(Saved data entries)
--- BEGIN ---

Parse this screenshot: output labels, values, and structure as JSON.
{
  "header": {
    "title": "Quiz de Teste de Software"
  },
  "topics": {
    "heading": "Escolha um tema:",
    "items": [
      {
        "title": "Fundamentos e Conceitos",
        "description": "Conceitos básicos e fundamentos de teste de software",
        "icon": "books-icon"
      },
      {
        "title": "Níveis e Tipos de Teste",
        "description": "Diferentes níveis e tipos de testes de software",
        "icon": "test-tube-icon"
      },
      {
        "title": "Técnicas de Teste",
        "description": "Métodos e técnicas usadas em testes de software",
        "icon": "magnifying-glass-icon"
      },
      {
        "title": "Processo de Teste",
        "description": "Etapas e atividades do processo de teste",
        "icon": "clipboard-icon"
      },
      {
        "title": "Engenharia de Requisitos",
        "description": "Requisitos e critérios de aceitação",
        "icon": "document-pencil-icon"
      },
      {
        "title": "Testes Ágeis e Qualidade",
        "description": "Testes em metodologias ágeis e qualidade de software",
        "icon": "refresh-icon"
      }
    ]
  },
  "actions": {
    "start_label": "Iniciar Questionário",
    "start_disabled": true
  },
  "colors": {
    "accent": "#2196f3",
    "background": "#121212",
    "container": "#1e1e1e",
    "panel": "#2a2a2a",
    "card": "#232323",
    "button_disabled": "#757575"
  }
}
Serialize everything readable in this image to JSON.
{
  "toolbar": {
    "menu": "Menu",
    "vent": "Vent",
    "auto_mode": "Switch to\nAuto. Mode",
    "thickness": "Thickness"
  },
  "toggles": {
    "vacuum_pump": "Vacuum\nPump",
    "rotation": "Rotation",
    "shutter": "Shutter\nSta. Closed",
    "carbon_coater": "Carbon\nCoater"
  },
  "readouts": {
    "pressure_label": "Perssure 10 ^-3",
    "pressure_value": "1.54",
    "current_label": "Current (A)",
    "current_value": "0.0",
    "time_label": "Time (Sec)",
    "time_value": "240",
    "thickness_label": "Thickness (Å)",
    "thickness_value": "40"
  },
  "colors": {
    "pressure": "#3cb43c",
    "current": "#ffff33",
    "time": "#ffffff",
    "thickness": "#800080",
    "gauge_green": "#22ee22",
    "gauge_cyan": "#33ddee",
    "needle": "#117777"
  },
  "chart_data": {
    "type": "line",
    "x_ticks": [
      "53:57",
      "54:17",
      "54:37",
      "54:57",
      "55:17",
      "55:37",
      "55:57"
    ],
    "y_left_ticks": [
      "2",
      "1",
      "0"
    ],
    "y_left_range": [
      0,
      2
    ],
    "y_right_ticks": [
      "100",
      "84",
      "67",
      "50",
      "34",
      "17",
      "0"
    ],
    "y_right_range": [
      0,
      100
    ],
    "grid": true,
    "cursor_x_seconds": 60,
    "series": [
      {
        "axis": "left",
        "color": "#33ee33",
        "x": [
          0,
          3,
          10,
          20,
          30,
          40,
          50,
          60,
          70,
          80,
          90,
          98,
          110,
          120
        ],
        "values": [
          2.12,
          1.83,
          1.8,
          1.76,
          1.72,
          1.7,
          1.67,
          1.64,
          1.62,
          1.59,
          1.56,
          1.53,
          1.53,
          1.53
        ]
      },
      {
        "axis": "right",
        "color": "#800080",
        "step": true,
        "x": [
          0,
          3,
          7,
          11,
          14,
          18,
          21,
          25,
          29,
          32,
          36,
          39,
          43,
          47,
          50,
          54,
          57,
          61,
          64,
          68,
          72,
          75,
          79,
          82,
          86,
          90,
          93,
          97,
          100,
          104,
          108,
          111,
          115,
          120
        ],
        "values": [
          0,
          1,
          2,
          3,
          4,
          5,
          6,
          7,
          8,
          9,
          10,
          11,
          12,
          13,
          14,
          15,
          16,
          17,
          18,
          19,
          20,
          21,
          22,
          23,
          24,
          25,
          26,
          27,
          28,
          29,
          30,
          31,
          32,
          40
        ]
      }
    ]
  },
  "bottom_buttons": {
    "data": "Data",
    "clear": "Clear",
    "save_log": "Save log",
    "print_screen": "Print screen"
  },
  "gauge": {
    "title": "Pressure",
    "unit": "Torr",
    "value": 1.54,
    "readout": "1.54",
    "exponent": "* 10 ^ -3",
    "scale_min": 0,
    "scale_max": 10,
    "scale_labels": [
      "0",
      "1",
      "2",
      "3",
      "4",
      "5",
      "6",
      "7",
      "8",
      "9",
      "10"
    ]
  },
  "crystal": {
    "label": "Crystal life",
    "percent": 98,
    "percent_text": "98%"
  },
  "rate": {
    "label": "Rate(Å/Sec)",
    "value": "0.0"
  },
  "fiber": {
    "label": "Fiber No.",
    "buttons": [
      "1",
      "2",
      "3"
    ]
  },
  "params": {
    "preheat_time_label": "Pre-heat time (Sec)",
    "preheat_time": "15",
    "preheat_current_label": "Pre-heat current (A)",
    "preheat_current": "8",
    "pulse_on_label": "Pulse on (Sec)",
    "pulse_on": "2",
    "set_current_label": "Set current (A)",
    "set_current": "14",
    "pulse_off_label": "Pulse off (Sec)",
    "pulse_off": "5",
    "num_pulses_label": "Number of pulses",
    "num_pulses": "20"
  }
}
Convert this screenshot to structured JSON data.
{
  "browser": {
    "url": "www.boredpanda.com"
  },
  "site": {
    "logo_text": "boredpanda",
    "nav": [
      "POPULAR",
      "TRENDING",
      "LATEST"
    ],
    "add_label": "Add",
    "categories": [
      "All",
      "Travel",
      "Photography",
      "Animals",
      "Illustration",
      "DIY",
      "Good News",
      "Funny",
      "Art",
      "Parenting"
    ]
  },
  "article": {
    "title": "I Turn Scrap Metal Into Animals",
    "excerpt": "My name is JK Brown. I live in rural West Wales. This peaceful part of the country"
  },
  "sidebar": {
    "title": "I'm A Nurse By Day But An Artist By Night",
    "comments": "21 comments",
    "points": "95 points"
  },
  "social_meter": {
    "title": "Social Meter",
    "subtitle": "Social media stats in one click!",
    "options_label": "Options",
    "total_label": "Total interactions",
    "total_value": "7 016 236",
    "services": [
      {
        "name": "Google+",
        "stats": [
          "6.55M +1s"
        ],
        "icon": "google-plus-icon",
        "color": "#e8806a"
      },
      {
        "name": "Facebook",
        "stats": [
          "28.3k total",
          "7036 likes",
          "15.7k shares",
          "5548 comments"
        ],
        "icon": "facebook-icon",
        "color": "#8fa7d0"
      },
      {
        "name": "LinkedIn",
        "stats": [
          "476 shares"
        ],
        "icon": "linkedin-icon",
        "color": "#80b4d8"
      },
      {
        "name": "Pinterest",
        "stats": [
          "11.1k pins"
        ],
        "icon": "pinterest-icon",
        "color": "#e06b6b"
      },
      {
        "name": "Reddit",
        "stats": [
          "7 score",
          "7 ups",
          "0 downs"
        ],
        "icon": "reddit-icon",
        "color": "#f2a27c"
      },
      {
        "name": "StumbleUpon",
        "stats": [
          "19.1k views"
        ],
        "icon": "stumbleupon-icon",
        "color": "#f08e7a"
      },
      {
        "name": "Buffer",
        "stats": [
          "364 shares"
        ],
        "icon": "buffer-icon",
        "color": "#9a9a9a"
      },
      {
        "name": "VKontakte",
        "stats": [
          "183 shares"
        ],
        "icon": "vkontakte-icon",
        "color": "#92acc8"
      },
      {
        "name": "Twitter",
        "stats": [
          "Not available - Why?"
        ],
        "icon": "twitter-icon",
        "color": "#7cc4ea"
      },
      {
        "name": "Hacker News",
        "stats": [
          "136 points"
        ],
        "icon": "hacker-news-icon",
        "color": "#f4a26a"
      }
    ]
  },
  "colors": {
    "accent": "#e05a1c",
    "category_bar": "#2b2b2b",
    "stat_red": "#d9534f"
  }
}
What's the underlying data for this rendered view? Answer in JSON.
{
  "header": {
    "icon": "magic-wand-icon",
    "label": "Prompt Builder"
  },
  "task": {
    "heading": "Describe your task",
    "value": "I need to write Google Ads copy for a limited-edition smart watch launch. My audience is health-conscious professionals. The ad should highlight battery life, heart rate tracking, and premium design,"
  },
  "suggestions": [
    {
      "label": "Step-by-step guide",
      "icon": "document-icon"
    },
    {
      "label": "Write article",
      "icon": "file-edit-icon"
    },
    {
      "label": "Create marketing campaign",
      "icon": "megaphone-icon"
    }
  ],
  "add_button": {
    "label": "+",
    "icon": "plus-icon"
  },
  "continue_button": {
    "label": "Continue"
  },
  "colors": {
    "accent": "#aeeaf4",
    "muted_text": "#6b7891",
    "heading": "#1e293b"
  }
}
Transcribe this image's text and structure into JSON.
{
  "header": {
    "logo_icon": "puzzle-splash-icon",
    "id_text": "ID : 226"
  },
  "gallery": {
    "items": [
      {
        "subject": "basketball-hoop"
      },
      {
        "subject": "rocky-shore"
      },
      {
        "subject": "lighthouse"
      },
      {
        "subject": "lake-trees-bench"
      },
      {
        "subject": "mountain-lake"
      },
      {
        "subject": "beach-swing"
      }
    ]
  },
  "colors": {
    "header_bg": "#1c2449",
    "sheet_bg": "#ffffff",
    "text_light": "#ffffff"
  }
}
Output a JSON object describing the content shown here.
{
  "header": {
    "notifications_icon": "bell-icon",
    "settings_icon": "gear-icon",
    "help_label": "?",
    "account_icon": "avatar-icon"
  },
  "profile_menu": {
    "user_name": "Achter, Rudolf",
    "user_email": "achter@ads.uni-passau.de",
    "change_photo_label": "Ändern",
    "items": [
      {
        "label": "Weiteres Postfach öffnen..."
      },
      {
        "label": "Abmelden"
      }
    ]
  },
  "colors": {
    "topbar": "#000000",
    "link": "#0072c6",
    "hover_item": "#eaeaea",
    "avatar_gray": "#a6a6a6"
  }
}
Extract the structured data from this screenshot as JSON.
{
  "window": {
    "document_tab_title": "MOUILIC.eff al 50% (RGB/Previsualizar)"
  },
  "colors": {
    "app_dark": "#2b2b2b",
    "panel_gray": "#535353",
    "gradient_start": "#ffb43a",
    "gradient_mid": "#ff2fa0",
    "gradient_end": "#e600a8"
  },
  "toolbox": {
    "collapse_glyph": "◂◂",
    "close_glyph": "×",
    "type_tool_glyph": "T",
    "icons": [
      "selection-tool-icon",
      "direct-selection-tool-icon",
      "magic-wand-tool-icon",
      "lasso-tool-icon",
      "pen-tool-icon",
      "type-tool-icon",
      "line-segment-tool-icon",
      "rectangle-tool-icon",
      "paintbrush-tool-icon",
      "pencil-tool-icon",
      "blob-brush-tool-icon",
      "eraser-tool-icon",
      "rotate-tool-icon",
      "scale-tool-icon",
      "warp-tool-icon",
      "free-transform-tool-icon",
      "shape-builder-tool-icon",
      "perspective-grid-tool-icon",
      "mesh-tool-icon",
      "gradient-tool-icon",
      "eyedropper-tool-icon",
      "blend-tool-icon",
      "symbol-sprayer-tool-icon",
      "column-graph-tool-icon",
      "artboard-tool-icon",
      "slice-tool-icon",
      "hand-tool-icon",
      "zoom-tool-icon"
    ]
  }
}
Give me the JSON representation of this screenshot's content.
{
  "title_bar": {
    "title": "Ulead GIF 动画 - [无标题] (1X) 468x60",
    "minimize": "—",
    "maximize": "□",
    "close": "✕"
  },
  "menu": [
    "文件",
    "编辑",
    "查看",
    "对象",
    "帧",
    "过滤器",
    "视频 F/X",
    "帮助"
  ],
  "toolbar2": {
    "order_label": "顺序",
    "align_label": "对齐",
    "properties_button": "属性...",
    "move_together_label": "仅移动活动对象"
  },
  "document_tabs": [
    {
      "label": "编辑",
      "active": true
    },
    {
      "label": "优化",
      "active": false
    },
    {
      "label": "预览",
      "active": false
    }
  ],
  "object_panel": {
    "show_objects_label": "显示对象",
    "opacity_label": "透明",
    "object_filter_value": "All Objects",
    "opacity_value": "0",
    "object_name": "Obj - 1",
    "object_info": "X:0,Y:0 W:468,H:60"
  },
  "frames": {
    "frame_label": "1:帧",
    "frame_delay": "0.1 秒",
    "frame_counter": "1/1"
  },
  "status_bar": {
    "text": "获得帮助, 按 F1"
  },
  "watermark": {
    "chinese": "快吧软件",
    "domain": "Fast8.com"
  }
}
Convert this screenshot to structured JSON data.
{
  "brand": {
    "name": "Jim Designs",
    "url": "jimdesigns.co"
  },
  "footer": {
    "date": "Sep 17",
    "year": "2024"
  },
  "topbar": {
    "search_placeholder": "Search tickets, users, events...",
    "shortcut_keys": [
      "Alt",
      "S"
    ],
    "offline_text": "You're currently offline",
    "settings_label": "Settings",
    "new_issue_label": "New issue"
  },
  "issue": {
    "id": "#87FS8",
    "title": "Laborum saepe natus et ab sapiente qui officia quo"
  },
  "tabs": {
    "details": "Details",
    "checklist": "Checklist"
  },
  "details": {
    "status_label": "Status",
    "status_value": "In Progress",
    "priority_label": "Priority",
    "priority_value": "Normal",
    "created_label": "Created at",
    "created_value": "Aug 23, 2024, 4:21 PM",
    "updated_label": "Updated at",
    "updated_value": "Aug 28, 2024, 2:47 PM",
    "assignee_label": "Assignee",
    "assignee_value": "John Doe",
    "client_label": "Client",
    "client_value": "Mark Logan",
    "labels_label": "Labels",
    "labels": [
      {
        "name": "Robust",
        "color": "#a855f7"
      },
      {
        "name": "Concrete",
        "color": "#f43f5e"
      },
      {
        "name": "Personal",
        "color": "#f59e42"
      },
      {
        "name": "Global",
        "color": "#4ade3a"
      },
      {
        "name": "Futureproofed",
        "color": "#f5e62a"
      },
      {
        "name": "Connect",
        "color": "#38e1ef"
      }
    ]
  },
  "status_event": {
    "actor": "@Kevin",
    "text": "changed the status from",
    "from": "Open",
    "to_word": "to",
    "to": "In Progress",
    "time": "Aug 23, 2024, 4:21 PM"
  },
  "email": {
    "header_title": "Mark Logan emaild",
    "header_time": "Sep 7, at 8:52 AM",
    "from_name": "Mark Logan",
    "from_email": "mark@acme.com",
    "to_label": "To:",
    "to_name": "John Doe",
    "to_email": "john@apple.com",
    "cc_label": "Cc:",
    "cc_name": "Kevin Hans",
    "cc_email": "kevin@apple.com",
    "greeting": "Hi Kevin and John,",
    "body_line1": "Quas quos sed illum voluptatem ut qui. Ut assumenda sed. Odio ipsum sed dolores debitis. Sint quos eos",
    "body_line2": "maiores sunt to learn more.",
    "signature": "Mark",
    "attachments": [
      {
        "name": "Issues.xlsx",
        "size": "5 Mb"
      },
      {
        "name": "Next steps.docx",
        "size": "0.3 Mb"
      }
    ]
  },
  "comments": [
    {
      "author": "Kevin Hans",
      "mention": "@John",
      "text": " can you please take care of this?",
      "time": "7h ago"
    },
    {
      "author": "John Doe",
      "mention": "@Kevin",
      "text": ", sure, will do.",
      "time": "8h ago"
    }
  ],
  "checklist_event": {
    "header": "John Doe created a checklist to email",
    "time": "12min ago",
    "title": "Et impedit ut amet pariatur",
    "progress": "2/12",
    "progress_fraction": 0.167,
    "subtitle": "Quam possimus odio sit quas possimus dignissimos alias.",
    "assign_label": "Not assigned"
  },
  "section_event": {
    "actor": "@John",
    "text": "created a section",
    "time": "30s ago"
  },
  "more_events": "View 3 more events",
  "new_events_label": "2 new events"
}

--- END ---

_Set exercise:_
Copy out all lines from the material above that contain the string "magic".

_Solution below:_
    "icon": "magic-wand-icon",
      "magic-wand-tool-icon",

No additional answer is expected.